## Input material
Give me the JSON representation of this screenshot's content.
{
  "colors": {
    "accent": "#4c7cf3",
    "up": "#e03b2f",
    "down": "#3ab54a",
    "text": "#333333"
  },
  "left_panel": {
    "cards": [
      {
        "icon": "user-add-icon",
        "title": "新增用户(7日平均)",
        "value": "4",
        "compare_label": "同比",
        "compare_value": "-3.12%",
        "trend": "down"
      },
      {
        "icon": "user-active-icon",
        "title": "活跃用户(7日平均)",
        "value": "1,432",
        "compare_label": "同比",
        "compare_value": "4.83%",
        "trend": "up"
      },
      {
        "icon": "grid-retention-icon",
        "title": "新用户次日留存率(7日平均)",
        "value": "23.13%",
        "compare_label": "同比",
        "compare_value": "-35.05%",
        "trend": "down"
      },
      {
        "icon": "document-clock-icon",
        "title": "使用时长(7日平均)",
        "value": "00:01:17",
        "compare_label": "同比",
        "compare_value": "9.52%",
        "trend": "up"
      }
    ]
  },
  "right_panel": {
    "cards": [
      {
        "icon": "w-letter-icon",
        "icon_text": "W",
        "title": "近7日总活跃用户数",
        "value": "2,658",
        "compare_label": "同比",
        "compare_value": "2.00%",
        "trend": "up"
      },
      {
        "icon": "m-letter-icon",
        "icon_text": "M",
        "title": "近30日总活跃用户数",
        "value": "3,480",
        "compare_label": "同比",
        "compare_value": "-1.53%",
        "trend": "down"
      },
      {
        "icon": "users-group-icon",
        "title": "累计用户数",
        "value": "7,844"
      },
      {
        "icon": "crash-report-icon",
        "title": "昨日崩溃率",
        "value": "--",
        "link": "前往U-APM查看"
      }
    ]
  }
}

## Directions
Quote the whole listing above, leaving nothing out.

## Exercise solution
Give me the JSON representation of this screenshot's content.
{
  "colors": {
    "accent": "#4c7cf3",
    "up": "#e03b2f",
    "down": "#3ab54a",
    "text": "#333333"
  },
  "left_panel": {
    "cards": [
      {
        "icon": "user-add-icon",
        "title": "新增用户(7日平均)",
        "value": "4",
        "compare_label": "同比",
        "compare_value": "-3.12%",
        "trend": "down"
      },
      {
        "icon": "user-active-icon",
        "title": "活跃用户(7日平均)",
        "value": "1,432",
        "compare_label": "同比",
        "compare_value": "4.83%",
        "trend": "up"
      },
      {
        "icon": "grid-retention-icon",
        "title": "新用户次日留存率(7日平均)",
        "value": "23.13%",
        "compare_label": "同比",
        "compare_value": "-35.05%",
        "trend": "down"
      },
      {
        "icon": "document-clock-icon",
        "title": "使用时长(7日平均)",
        "value": "00:01:17",
        "compare_label": "同比",
        "compare_value": "9.52%",
        "trend": "up"
      }
    ]
  },
  "right_panel": {
    "cards": [
      {
        "icon": "w-letter-icon",
        "icon_text": "W",
        "title": "近7日总活跃用户数",
        "value": "2,658",
        "compare_label": "同比",
        "compare_value": "2.00%",
        "trend": "up"
      },
      {
        "icon": "m-letter-icon",
        "icon_text": "M",
        "title": "近30日总活跃用户数",
        "value": "3,480",
        "compare_label": "同比",
        "compare_value": "-1.53%",
        "trend": "down"
      },
      {
        "icon": "users-group-icon",
        "title": "累计用户数",
        "value": "7,844"
      },
      {
        "icon": "crash-report-icon",
        "title": "昨日崩溃率",
        "value": "--",
        "link": "前往U-APM查看"
      }
    ]
  }
}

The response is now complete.